◆ WRITTEN EXERCISE:
Will you write out the data exactly, excluding every picture?
● ● ●
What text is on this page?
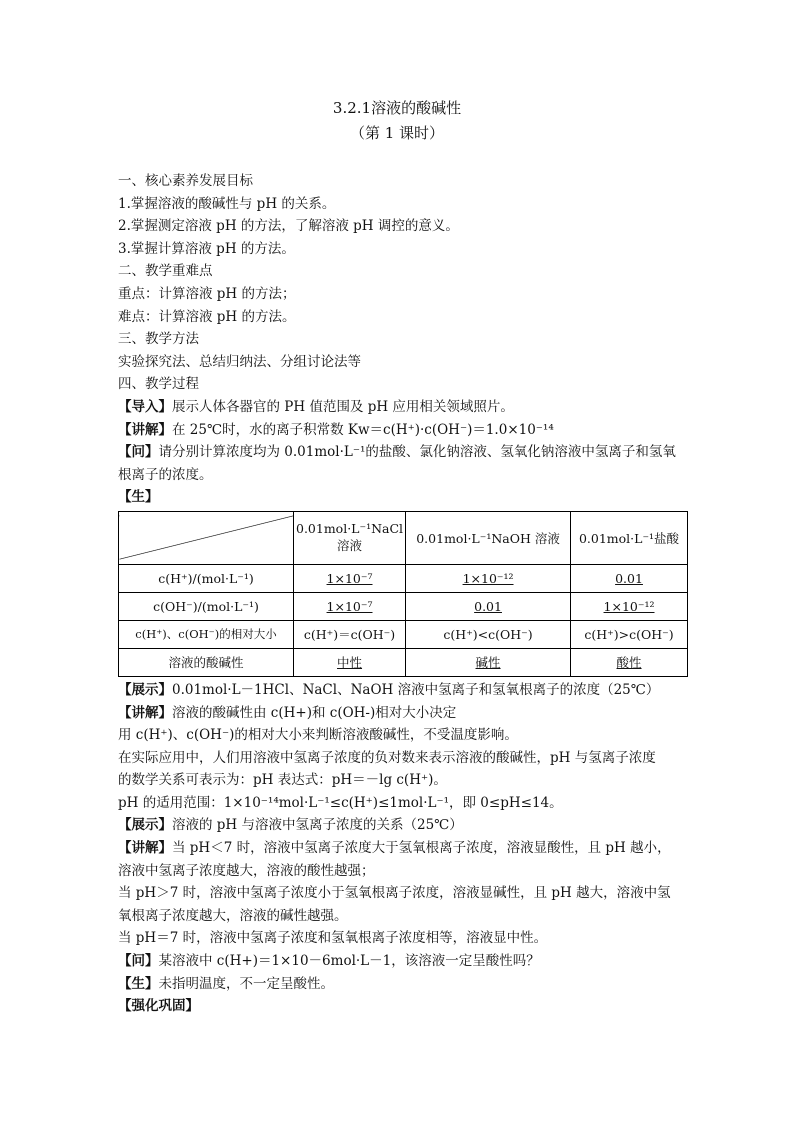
3.2.1溶液的酸碱性
（第 1 课时）
一、核心素养发展目标
1.掌握溶液的酸碱性与 pH 的关系。
2.掌握测定溶液 pH 的方法，了解溶液 pH 调控的意义。
3.掌握计算溶液 pH 的方法。
二、教学重难点
重点：计算溶液 pH 的方法；
难点：计算溶液 pH 的方法。
三、教学方法
实验探究法、总结归纳法、分组讨论法等
四、教学过程
【导入】展示人体各器官的 PH 值范围及 pH 应用相关领域照片。
【讲解】在 25℃时，水的离子积常数 Kw＝c(H⁺)·c(OH⁻)＝1.0×10⁻¹⁴
【问】请分别计算浓度均为 0.01mol·L⁻¹的盐酸、氯化钠溶液、氢氧化钠溶液中氢离子和氢氧根离子的浓度。
【生】
	0.01mol·L⁻¹NaCl 溶液	0.01mol·L⁻¹NaOH 溶液	0.01mol·L⁻¹盐酸
c(H⁺)/(mol·L⁻¹)	1×10⁻⁷	1×10⁻¹²	0.01
c(OH⁻)/(mol·L⁻¹)	1×10⁻⁷	0.01	1×10⁻¹²
c(H⁺)、c(OH⁻)的相对大小	c(H⁺)＝c(OH⁻)	c(H⁺)<c(OH⁻)	c(H⁺)>c(OH⁻)
溶液的酸碱性	中性	碱性	酸性
【展示】0.01mol·L－1HCl、NaCl、NaOH 溶液中氢离子和氢氧根离子的浓度（25℃）
【讲解】溶液的酸碱性由 c(H+)和 c(OH-)相对大小决定
用 c(H⁺)、c(OH⁻)的相对大小来判断溶液酸碱性，不受温度影响。
在实际应用中，人们用溶液中氢离子浓度的负对数来表示溶液的酸碱性，pH 与氢离子浓度
的数学关系可表示为：pH 表达式：pH＝－lg c(H⁺)。
pH 的适用范围：1×10⁻¹⁴mol·L⁻¹≤c(H⁺)≤1mol·L⁻¹，即 0≤pH≤14。
【展示】溶液的 pH 与溶液中氢离子浓度的关系（25℃）
【讲解】当 pH＜7 时，溶液中氢离子浓度大于氢氧根离子浓度，溶液显酸性，且 pH 越小，
溶液中氢离子浓度越大，溶液的酸性越强；
当 pH＞7 时，溶液中氢离子浓度小于氢氧根离子浓度，溶液显碱性，且 pH 越大，溶液中氢
氧根离子浓度越大，溶液的碱性越强。
当 pH＝7 时，溶液中氢离子浓度和氢氧根离子浓度相等，溶液显中性。
【问】某溶液中 c(H+)＝1×10－6mol·L－1，该溶液一定呈酸性吗？
【生】未指明温度，不一定呈酸性。
【强化巩固】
● ● ●
◆ ANSWER TO THIS PROBLEM:
What text is on this page?
3.2.1溶液的酸碱性
（第 1 课时）
一、核心素养发展目标
1.掌握溶液的酸碱性与 pH 的关系。
2.掌握测定溶液 pH 的方法，了解溶液 pH 调控的意义。
3.掌握计算溶液 pH 的方法。
二、教学重难点
重点：计算溶液 pH 的方法；
难点：计算溶液 pH 的方法。
三、教学方法
实验探究法、总结归纳法、分组讨论法等
四、教学过程
【导入】展示人体各器官的 PH 值范围及 pH 应用相关领域照片。
【讲解】在 25℃时，水的离子积常数 Kw＝c(H⁺)·c(OH⁻)＝1.0×10⁻¹⁴
【问】请分别计算浓度均为 0.01mol·L⁻¹的盐酸、氯化钠溶液、氢氧化钠溶液中氢离子和氢氧根离子的浓度。
【生】
	0.01mol·L⁻¹NaCl 溶液	0.01mol·L⁻¹NaOH 溶液	0.01mol·L⁻¹盐酸
c(H⁺)/(mol·L⁻¹)	1×10⁻⁷	1×10⁻¹²	0.01
c(OH⁻)/(mol·L⁻¹)	1×10⁻⁷	0.01	1×10⁻¹²
c(H⁺)、c(OH⁻)的相对大小	c(H⁺)＝c(OH⁻)	c(H⁺)<c(OH⁻)	c(H⁺)>c(OH⁻)
溶液的酸碱性	中性	碱性	酸性
【展示】0.01mol·L－1HCl、NaCl、NaOH 溶液中氢离子和氢氧根离子的浓度（25℃）
【讲解】溶液的酸碱性由 c(H+)和 c(OH-)相对大小决定
用 c(H⁺)、c(OH⁻)的相对大小来判断溶液酸碱性，不受温度影响。
在实际应用中，人们用溶液中氢离子浓度的负对数来表示溶液的酸碱性，pH 与氢离子浓度
的数学关系可表示为：pH 表达式：pH＝－lg c(H⁺)。
pH 的适用范围：1×10⁻¹⁴mol·L⁻¹≤c(H⁺)≤1mol·L⁻¹，即 0≤pH≤14。
【展示】溶液的 pH 与溶液中氢离子浓度的关系（25℃）
【讲解】当 pH＜7 时，溶液中氢离子浓度大于氢氧根离子浓度，溶液显酸性，且 pH 越小，
溶液中氢离子浓度越大，溶液的酸性越强；
当 pH＞7 时，溶液中氢离子浓度小于氢氧根离子浓度，溶液显碱性，且 pH 越大，溶液中氢
氧根离子浓度越大，溶液的碱性越强。
当 pH＝7 时，溶液中氢离子浓度和氢氧根离子浓度相等，溶液显中性。
【问】某溶液中 c(H+)＝1×10－6mol·L－1，该溶液一定呈酸性吗？
【生】未指明温度，不一定呈酸性。
【强化巩固】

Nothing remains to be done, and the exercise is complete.